## Stored rows

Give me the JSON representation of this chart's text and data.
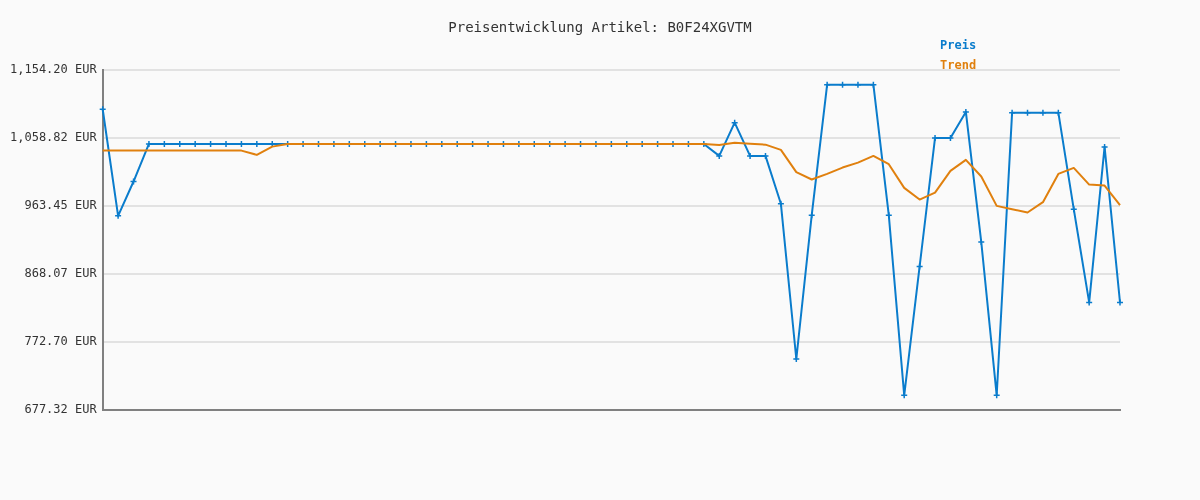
{
  "chart_data": {
    "type": "line",
    "title": "Preisentwicklung Artikel: B0F24XGVTM",
    "categories": [
      null,
      null,
      null,
      null,
      null,
      null,
      null,
      null,
      null,
      null,
      null,
      null,
      null,
      null,
      null,
      null,
      null,
      null,
      null,
      null,
      null,
      null,
      null,
      null,
      null,
      null,
      null,
      null,
      null,
      null,
      null,
      null,
      null,
      null,
      null,
      null,
      null,
      null,
      null,
      null,
      null,
      null,
      null,
      null,
      null,
      null,
      null,
      null,
      null,
      null,
      null,
      null,
      null,
      null,
      null,
      null,
      null,
      null,
      null,
      null,
      null,
      null,
      null,
      null,
      null,
      null,
      null
    ],
    "series": [
      {
        "name": "Preis",
        "color": "#0a7ccc",
        "marker": "cross",
        "values": [
          1099.1,
          949.4,
          997.6,
          1050.4,
          1050.4,
          1050.4,
          1050.4,
          1050.4,
          1050.4,
          1050.4,
          1050.4,
          1050.4,
          1050.4,
          1050.4,
          1050.4,
          1050.4,
          1050.4,
          1050.4,
          1050.4,
          1050.4,
          1050.4,
          1050.4,
          1050.4,
          1050.4,
          1050.4,
          1050.4,
          1050.4,
          1050.4,
          1050.4,
          1050.4,
          1050.4,
          1050.4,
          1050.4,
          1050.4,
          1050.4,
          1050.4,
          1050.4,
          1050.4,
          1050.4,
          1050.4,
          1033.6,
          1080.3,
          1033.6,
          1033.6,
          966.3,
          748.4,
          950.4,
          1133.6,
          1133.6,
          1133.6,
          1133.6,
          950.4,
          697.4,
          878.3,
          1058.8,
          1058.8,
          1095.3,
          912.5,
          697.4,
          1094.3,
          1094.3,
          1094.3,
          1094.3,
          958.8,
          827.8,
          1046.2,
          827.8
        ]
      },
      {
        "name": "Trend",
        "color": "#e0800e",
        "marker": "none",
        "values": [
          1041.0,
          1041.0,
          1041.0,
          1041.0,
          1041.0,
          1041.0,
          1041.0,
          1041.0,
          1041.0,
          1041.0,
          1035.0,
          1046.6,
          1050.4,
          1050.4,
          1050.4,
          1050.4,
          1050.4,
          1050.4,
          1050.4,
          1050.4,
          1050.4,
          1050.4,
          1050.4,
          1050.4,
          1050.4,
          1050.4,
          1050.4,
          1050.4,
          1050.4,
          1050.4,
          1050.4,
          1050.4,
          1050.4,
          1050.4,
          1050.4,
          1050.4,
          1050.4,
          1050.4,
          1050.4,
          1050.4,
          1049.0,
          1052.2,
          1050.8,
          1049.4,
          1042.0,
          1010.7,
          1000.4,
          1008.3,
          1017.2,
          1024.2,
          1033.6,
          1021.9,
          988.7,
          972.3,
          982.1,
          1012.5,
          1028.0,
          1004.6,
          963.4,
          958.8,
          954.1,
          968.6,
          1008.3,
          1016.7,
          993.3,
          991.9,
          964.4
        ]
      }
    ],
    "ylim": [
      677.32,
      1154.2
    ],
    "yticks": [
      {
        "value": 677.32,
        "label": "677.32 EUR"
      },
      {
        "value": 772.7,
        "label": "772.70 EUR"
      },
      {
        "value": 868.07,
        "label": "868.07 EUR"
      },
      {
        "value": 963.45,
        "label": "963.45 EUR"
      },
      {
        "value": 1058.82,
        "label": "1,058.82 EUR"
      },
      {
        "value": 1154.2,
        "label": "1,154.20 EUR"
      }
    ],
    "grid": "y",
    "legend": "top right",
    "line_style": "solid"
  }
}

## What the task asks
Without including any pictures, reproduce the listing exactly.

## Solution
Give me the JSON representation of this chart's text and data.
{
  "chart_data": {
    "type": "line",
    "title": "Preisentwicklung Artikel: B0F24XGVTM",
    "categories": [
      null,
      null,
      null,
      null,
      null,
      null,
      null,
      null,
      null,
      null,
      null,
      null,
      null,
      null,
      null,
      null,
      null,
      null,
      null,
      null,
      null,
      null,
      null,
      null,
      null,
      null,
      null,
      null,
      null,
      null,
      null,
      null,
      null,
      null,
      null,
      null,
      null,
      null,
      null,
      null,
      null,
      null,
      null,
      null,
      null,
      null,
      null,
      null,
      null,
      null,
      null,
      null,
      null,
      null,
      null,
      null,
      null,
      null,
      null,
      null,
      null,
      null,
      null,
      null,
      null,
      null,
      null
    ],
    "series": [
      {
        "name": "Preis",
        "color": "#0a7ccc",
        "marker": "cross",
        "values": [
          1099.1,
          949.4,
          997.6,
          1050.4,
          1050.4,
          1050.4,
          1050.4,
          1050.4,
          1050.4,
          1050.4,
          1050.4,
          1050.4,
          1050.4,
          1050.4,
          1050.4,
          1050.4,
          1050.4,
          1050.4,
          1050.4,
          1050.4,
          1050.4,
          1050.4,
          1050.4,
          1050.4,
          1050.4,
          1050.4,
          1050.4,
          1050.4,
          1050.4,
          1050.4,
          1050.4,
          1050.4,
          1050.4,
          1050.4,
          1050.4,
          1050.4,
          1050.4,
          1050.4,
          1050.4,
          1050.4,
          1033.6,
          1080.3,
          1033.6,
          1033.6,
          966.3,
          748.4,
          950.4,
          1133.6,
          1133.6,
          1133.6,
          1133.6,
          950.4,
          697.4,
          878.3,
          1058.8,
          1058.8,
          1095.3,
          912.5,
          697.4,
          1094.3,
          1094.3,
          1094.3,
          1094.3,
          958.8,
          827.8,
          1046.2,
          827.8
        ]
      },
      {
        "name": "Trend",
        "color": "#e0800e",
        "marker": "none",
        "values": [
          1041.0,
          1041.0,
          1041.0,
          1041.0,
          1041.0,
          1041.0,
          1041.0,
          1041.0,
          1041.0,
          1041.0,
          1035.0,
          1046.6,
          1050.4,
          1050.4,
          1050.4,
          1050.4,
          1050.4,
          1050.4,
          1050.4,
          1050.4,
          1050.4,
          1050.4,
          1050.4,
          1050.4,
          1050.4,
          1050.4,
          1050.4,
          1050.4,
          1050.4,
          1050.4,
          1050.4,
          1050.4,
          1050.4,
          1050.4,
          1050.4,
          1050.4,
          1050.4,
          1050.4,
          1050.4,
          1050.4,
          1049.0,
          1052.2,
          1050.8,
          1049.4,
          1042.0,
          1010.7,
          1000.4,
          1008.3,
          1017.2,
          1024.2,
          1033.6,
          1021.9,
          988.7,
          972.3,
          982.1,
          1012.5,
          1028.0,
          1004.6,
          963.4,
          958.8,
          954.1,
          968.6,
          1008.3,
          1016.7,
          993.3,
          991.9,
          964.4
        ]
      }
    ],
    "ylim": [
      677.32,
      1154.2
    ],
    "yticks": [
      {
        "value": 677.32,
        "label": "677.32 EUR"
      },
      {
        "value": 772.7,
        "label": "772.70 EUR"
      },
      {
        "value": 868.07,
        "label": "868.07 EUR"
      },
      {
        "value": 963.45,
        "label": "963.45 EUR"
      },
      {
        "value": 1058.82,
        "label": "1,058.82 EUR"
      },
      {
        "value": 1154.2,
        "label": "1,154.20 EUR"
      }
    ],
    "grid": "y",
    "legend": "top right",
    "line_style": "solid"
  }
}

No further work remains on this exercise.